# Exercise objective
Once the pictures are set aside, transcribe the remaining data exactly.

# Stored dataset items

====

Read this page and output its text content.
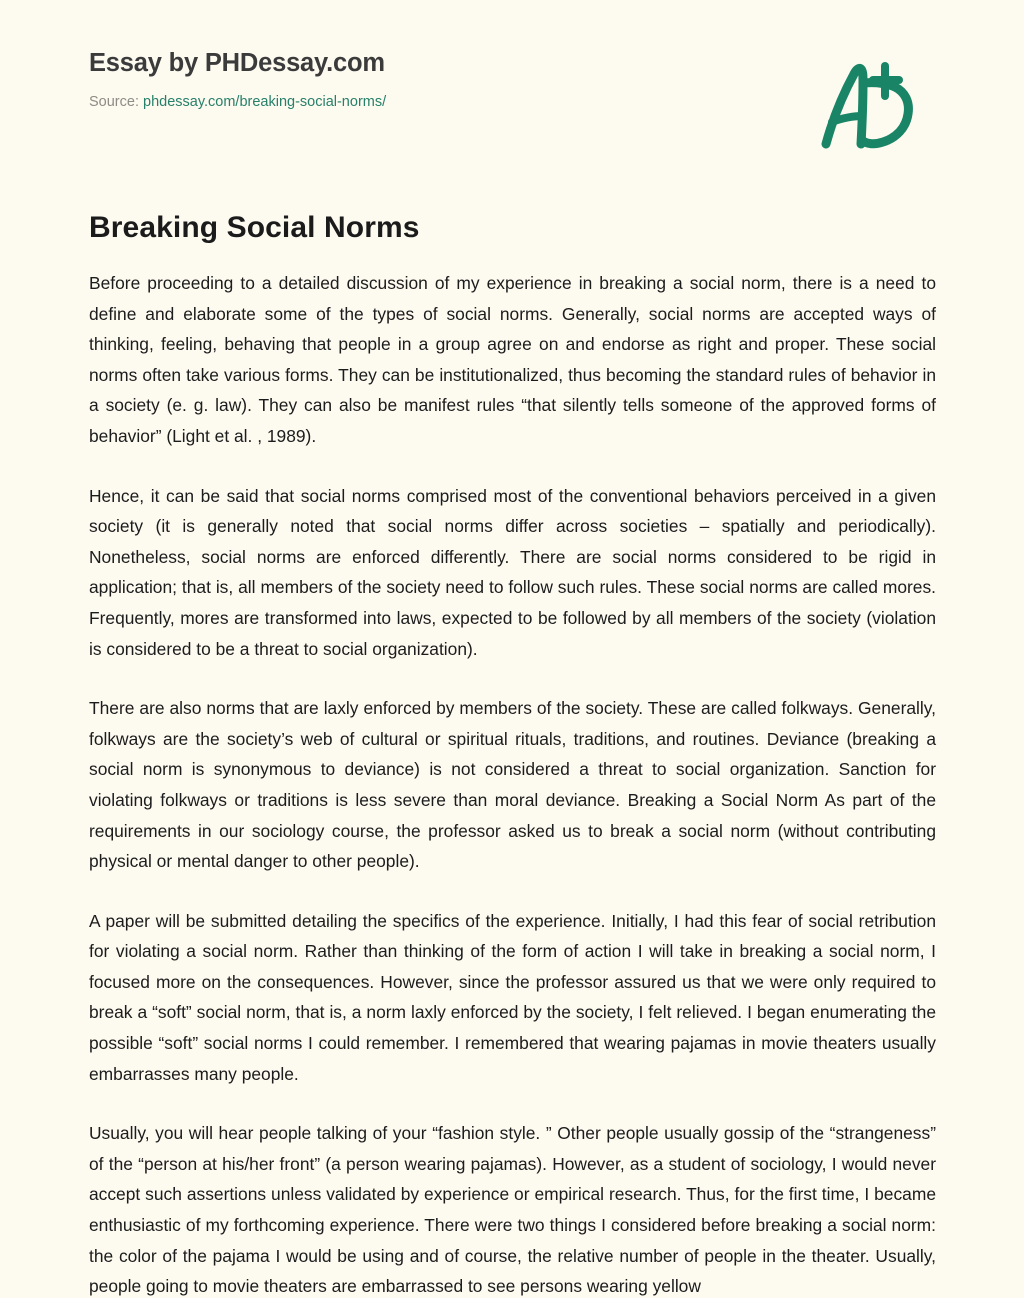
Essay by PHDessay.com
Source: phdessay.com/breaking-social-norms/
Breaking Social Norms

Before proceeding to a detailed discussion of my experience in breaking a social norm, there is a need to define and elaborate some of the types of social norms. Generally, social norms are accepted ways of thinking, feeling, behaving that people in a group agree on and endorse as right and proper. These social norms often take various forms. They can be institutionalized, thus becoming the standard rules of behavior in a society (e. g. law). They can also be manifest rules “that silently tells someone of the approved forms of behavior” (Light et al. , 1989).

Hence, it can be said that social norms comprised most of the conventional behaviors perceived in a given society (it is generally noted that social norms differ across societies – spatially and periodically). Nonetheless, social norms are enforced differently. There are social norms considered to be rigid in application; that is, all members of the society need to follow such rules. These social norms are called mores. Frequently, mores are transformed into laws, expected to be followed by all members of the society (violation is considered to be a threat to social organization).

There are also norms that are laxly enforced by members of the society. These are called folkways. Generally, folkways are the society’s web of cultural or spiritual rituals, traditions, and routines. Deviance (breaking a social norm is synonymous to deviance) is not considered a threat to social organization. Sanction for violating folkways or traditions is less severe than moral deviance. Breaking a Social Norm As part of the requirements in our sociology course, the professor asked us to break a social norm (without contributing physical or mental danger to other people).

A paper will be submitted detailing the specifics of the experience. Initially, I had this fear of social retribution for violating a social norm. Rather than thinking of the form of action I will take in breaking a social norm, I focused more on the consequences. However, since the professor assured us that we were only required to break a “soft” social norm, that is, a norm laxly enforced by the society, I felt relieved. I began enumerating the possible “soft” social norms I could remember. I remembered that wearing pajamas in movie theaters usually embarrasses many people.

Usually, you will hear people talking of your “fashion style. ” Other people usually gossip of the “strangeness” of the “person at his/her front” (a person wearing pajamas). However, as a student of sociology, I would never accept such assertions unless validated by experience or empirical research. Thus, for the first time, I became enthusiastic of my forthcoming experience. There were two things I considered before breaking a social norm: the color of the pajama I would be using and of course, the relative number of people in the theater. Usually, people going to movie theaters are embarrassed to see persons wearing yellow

====

# Your response
Read this page and output its text content.
Essay by PHDessay.com
Source: phdessay.com/breaking-social-norms/
Breaking Social Norms

Before proceeding to a detailed discussion of my experience in breaking a social norm, there is a need to define and elaborate some of the types of social norms. Generally, social norms are accepted ways of thinking, feeling, behaving that people in a group agree on and endorse as right and proper. These social norms often take various forms. They can be institutionalized, thus becoming the standard rules of behavior in a society (e. g. law). They can also be manifest rules “that silently tells someone of the approved forms of behavior” (Light et al. , 1989).

Hence, it can be said that social norms comprised most of the conventional behaviors perceived in a given society (it is generally noted that social norms differ across societies – spatially and periodically). Nonetheless, social norms are enforced differently. There are social norms considered to be rigid in application; that is, all members of the society need to follow such rules. These social norms are called mores. Frequently, mores are transformed into laws, expected to be followed by all members of the society (violation is considered to be a threat to social organization).

There are also norms that are laxly enforced by members of the society. These are called folkways. Generally, folkways are the society’s web of cultural or spiritual rituals, traditions, and routines. Deviance (breaking a social norm is synonymous to deviance) is not considered a threat to social organization. Sanction for violating folkways or traditions is less severe than moral deviance. Breaking a Social Norm As part of the requirements in our sociology course, the professor asked us to break a social norm (without contributing physical or mental danger to other people).

A paper will be submitted detailing the specifics of the experience. Initially, I had this fear of social retribution for violating a social norm. Rather than thinking of the form of action I will take in breaking a social norm, I focused more on the consequences. However, since the professor assured us that we were only required to break a “soft” social norm, that is, a norm laxly enforced by the society, I felt relieved. I began enumerating the possible “soft” social norms I could remember. I remembered that wearing pajamas in movie theaters usually embarrasses many people.

Usually, you will hear people talking of your “fashion style. ” Other people usually gossip of the “strangeness” of the “person at his/her front” (a person wearing pajamas). However, as a student of sociology, I would never accept such assertions unless validated by experience or empirical research. Thus, for the first time, I became enthusiastic of my forthcoming experience. There were two things I considered before breaking a social norm: the color of the pajama I would be using and of course, the relative number of people in the theater. Usually, people going to movie theaters are embarrassed to see persons wearing yellow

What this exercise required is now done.